Data for processing:
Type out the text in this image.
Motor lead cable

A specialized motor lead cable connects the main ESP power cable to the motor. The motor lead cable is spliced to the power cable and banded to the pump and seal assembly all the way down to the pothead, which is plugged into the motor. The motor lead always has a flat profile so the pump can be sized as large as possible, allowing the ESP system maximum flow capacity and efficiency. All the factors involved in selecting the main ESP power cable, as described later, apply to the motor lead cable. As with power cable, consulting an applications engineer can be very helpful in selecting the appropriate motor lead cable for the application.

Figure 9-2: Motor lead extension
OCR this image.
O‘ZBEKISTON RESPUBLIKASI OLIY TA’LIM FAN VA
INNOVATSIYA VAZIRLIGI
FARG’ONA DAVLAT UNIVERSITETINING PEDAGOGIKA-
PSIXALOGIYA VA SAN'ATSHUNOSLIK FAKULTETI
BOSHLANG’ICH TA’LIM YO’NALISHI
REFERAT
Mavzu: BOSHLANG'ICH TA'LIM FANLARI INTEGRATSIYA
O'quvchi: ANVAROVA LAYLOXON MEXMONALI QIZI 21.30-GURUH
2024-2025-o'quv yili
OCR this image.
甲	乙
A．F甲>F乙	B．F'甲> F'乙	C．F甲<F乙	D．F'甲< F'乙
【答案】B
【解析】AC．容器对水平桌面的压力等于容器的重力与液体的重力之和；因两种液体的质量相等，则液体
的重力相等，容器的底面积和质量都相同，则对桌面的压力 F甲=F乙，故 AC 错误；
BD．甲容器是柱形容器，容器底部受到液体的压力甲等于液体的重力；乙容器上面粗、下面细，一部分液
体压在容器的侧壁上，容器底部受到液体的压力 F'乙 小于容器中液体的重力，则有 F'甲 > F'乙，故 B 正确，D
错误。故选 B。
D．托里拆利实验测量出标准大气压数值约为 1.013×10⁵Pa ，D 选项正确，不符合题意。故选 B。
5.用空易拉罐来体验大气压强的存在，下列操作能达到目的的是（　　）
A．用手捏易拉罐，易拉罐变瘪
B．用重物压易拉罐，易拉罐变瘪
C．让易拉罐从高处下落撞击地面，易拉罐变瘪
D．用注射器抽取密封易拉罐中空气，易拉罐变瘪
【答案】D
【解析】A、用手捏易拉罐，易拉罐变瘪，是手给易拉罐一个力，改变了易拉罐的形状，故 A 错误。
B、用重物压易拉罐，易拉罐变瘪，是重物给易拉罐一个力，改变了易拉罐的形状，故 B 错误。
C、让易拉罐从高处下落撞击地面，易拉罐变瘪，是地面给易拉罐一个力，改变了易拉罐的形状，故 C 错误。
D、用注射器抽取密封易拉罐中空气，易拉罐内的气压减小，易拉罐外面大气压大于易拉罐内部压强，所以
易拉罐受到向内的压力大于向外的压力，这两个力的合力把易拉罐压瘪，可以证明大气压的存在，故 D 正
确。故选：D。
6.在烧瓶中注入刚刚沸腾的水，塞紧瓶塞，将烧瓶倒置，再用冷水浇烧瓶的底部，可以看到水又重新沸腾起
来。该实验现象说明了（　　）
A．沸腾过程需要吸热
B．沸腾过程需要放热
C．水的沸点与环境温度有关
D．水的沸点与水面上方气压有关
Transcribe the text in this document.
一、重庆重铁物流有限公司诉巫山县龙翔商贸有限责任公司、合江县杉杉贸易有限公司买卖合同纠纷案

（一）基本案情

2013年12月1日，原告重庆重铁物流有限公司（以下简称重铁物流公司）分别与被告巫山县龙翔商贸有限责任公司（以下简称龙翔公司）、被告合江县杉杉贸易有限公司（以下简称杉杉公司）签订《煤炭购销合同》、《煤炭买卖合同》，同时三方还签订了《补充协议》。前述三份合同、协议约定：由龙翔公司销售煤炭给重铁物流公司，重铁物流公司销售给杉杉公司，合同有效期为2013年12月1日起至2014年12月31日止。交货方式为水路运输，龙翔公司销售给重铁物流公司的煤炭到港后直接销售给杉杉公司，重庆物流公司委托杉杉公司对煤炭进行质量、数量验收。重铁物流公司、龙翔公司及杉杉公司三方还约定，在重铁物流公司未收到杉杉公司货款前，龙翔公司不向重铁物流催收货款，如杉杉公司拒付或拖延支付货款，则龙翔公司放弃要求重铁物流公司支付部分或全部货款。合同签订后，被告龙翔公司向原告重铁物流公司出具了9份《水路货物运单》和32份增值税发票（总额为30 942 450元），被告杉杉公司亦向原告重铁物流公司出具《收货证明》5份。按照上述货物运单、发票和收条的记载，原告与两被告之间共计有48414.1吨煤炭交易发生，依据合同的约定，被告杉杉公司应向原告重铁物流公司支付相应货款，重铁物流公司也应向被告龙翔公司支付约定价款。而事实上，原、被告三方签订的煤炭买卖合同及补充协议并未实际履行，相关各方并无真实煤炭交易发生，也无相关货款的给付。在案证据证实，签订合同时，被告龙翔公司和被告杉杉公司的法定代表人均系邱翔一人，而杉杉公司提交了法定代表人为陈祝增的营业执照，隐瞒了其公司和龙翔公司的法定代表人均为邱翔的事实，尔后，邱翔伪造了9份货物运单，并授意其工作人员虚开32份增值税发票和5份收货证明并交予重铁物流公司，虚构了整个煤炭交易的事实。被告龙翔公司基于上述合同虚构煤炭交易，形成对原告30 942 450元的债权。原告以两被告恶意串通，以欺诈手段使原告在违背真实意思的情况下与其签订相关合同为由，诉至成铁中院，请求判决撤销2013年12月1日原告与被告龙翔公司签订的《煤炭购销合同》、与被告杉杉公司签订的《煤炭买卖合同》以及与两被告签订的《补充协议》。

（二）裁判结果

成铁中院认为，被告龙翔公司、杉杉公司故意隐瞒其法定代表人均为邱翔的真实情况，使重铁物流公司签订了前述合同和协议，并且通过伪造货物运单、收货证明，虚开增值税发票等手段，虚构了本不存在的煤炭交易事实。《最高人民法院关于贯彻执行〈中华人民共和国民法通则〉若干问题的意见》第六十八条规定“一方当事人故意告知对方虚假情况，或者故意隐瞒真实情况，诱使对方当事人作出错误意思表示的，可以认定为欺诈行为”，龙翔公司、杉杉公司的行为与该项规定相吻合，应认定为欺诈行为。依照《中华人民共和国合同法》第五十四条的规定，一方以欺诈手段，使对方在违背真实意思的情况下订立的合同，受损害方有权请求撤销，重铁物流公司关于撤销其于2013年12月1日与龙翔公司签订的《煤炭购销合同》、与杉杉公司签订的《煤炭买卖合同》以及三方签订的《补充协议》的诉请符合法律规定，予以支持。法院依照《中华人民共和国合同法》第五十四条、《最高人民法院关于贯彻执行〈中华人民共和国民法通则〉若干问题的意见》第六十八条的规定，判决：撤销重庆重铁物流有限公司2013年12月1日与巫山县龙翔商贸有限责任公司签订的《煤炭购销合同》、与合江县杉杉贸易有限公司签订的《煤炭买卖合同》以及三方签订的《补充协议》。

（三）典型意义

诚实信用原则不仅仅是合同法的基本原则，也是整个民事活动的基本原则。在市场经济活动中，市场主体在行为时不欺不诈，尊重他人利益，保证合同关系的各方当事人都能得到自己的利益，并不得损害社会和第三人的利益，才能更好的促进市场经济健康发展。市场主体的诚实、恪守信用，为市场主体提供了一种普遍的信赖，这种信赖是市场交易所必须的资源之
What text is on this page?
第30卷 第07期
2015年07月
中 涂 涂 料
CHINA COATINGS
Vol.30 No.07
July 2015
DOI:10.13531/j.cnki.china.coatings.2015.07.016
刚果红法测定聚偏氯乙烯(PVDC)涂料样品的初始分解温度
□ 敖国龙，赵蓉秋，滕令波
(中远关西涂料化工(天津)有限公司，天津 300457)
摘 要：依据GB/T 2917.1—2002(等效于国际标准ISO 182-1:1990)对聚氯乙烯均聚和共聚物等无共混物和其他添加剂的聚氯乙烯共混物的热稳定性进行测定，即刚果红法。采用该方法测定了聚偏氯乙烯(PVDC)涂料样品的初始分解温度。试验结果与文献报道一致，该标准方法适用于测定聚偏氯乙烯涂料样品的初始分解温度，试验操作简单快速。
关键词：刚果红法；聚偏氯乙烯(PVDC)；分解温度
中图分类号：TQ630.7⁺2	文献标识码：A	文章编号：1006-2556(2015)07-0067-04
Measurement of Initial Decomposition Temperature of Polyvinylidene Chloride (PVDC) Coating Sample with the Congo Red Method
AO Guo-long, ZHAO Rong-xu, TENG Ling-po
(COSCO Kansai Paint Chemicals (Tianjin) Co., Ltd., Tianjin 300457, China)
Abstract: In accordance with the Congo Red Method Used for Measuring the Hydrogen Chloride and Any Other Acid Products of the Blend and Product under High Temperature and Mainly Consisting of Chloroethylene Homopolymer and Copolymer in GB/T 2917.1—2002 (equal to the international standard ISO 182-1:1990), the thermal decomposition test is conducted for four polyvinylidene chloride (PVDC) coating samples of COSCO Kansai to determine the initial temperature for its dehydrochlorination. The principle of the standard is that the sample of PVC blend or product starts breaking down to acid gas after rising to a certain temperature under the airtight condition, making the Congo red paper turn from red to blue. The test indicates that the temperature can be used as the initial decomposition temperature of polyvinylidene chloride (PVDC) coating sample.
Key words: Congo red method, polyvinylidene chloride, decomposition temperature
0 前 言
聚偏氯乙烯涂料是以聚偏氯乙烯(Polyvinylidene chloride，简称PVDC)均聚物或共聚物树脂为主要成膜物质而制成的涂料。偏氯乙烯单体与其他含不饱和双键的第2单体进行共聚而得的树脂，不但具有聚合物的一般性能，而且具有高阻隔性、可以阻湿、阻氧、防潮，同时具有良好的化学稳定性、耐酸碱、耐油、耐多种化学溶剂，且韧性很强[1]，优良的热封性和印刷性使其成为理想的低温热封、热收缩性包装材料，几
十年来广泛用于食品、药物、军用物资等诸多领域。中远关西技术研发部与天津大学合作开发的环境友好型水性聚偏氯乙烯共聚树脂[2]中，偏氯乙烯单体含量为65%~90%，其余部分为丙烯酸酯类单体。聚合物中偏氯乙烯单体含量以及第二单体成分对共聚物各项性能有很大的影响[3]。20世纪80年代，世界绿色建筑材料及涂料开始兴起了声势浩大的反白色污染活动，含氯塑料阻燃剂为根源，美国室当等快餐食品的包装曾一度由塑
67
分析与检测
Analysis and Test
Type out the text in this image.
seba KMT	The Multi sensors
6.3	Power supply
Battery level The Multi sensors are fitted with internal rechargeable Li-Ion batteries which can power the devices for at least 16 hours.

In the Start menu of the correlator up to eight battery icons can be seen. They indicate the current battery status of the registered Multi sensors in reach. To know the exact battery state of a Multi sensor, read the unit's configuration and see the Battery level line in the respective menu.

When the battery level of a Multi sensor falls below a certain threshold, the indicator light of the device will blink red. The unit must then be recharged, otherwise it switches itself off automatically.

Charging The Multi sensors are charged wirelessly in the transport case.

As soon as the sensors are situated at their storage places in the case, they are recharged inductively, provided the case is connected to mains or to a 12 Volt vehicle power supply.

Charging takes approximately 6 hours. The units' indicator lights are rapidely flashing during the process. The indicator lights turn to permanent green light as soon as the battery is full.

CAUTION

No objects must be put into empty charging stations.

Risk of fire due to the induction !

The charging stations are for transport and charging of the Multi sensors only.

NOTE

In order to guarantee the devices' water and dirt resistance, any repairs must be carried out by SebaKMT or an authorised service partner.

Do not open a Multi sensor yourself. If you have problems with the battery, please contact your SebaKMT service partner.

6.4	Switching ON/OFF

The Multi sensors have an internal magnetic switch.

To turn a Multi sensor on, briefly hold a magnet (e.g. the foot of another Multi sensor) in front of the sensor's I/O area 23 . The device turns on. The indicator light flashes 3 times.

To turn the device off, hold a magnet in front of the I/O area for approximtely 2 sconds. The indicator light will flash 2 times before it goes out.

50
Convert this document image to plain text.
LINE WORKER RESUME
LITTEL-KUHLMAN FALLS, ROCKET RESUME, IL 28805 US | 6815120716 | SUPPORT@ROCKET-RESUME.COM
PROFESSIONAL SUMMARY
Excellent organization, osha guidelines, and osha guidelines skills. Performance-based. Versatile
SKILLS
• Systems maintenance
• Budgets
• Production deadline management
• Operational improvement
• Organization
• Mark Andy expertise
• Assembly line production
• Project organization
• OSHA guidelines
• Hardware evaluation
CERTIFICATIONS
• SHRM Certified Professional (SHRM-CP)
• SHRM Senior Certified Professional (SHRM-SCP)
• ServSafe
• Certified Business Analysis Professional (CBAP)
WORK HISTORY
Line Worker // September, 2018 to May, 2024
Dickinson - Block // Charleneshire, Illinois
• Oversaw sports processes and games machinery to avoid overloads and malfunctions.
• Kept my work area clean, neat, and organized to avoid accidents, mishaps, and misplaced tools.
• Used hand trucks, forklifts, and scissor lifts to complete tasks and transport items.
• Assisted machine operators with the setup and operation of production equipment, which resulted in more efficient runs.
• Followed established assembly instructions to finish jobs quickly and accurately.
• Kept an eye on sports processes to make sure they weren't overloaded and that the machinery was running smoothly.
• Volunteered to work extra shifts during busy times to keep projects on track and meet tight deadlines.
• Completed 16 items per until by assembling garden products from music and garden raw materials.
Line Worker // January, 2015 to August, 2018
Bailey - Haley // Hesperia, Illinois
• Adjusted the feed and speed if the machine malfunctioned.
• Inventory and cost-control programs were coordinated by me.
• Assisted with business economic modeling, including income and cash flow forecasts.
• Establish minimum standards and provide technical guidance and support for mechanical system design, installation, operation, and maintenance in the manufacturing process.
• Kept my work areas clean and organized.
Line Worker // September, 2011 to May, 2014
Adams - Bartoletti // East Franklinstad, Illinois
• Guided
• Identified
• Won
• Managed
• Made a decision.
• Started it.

Given task: Look through the material above. Copy each line where the word "Assisted" appears.

Completed exercise:
• Assisted machine operators with the setup and operation of production equipment, which resulted in more efficient runs.
• Assisted with business economic modeling, including income and cash flow forecasts.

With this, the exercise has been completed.